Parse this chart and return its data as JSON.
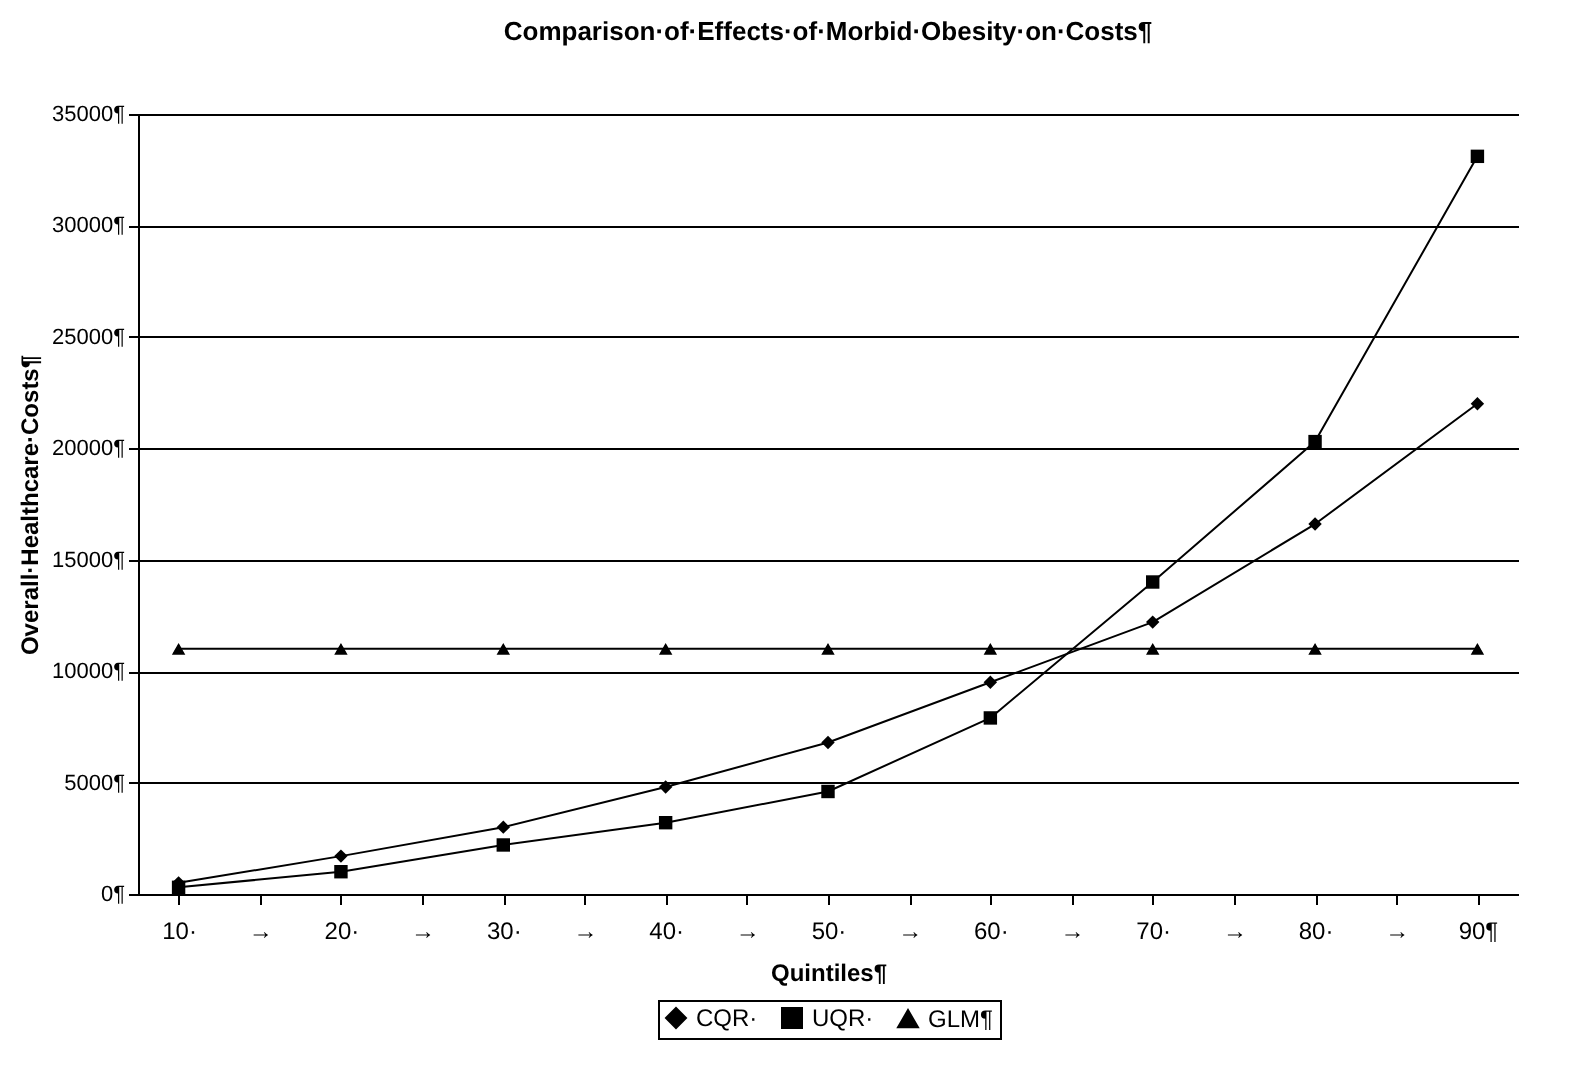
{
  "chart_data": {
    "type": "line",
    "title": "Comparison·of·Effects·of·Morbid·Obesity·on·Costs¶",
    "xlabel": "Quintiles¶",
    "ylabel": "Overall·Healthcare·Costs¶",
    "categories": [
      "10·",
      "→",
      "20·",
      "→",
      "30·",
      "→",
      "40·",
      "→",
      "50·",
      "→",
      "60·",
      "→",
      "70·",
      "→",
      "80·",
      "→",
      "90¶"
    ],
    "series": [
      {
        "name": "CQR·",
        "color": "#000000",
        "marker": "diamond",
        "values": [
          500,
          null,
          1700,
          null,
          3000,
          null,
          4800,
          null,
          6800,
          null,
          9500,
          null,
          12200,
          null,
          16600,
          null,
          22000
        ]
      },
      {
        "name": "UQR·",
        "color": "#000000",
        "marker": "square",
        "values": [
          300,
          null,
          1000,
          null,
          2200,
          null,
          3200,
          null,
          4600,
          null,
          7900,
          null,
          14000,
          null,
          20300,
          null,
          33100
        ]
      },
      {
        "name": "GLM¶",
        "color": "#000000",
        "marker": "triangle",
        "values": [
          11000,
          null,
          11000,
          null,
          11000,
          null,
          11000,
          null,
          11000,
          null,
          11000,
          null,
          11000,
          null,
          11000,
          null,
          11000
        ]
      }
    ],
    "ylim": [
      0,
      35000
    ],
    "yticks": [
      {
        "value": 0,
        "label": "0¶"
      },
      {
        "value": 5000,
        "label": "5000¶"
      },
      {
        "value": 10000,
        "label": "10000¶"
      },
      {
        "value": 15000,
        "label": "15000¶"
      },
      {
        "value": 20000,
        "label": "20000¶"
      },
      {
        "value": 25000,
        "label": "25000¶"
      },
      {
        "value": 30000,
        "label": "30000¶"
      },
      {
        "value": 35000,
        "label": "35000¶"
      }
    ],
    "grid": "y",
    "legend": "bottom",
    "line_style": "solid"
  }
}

• _INSTRUCTIONS TO FOLLOW_
Using the material above, state how many lines include the string "marker". Answer with a single number.

• _EXERCISE RESULT_
3